__Your task__. Tally the lines that contain "配制与标定" and report the total alone.

◇ ◇ ◇ ◇ ◇ ◇ ◇

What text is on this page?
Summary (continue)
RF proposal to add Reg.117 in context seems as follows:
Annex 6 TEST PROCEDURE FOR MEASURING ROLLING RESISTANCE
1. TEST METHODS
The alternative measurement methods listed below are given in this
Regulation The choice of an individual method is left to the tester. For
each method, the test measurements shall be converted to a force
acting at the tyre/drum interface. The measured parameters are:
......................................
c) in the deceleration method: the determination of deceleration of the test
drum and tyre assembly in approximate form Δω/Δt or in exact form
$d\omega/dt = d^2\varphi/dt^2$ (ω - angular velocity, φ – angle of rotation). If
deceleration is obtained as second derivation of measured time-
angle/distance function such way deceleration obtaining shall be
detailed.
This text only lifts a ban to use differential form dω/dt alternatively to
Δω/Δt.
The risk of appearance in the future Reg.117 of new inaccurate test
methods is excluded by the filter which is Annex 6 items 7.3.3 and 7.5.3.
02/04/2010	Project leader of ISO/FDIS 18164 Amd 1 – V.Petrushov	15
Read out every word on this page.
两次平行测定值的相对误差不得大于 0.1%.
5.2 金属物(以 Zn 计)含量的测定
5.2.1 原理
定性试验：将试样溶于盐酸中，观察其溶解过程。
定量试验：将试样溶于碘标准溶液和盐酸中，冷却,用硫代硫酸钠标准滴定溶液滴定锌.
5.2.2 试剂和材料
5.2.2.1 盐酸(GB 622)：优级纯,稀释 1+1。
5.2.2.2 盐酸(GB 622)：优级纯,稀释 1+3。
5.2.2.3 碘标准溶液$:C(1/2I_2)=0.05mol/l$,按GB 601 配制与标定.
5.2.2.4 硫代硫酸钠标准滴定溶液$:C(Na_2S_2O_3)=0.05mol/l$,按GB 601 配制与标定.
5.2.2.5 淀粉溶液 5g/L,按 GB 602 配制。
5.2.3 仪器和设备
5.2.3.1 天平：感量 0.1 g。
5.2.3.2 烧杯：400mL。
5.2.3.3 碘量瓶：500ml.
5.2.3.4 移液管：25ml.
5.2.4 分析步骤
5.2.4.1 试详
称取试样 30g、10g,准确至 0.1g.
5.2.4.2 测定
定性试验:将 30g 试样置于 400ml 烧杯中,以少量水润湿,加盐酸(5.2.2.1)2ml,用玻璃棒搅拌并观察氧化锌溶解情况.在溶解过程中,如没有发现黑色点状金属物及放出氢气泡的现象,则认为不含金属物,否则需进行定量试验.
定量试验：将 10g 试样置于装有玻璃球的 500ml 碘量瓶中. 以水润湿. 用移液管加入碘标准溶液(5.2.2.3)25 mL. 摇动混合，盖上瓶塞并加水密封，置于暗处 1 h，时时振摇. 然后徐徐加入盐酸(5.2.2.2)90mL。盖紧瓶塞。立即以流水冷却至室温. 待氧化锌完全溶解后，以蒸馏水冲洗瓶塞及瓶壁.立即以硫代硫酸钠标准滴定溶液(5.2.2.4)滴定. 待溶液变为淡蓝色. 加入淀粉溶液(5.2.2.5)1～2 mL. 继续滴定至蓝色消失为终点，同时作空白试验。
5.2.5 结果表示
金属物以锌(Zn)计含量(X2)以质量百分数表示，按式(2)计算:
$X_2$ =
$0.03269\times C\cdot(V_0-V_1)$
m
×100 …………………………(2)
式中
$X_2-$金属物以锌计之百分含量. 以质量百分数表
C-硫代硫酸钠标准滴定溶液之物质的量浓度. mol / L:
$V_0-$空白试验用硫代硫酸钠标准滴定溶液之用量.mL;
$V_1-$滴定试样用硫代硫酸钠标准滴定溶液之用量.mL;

◇ ◇ ◇ ◇ ◇ ◇ ◇

__Correct answer__. 2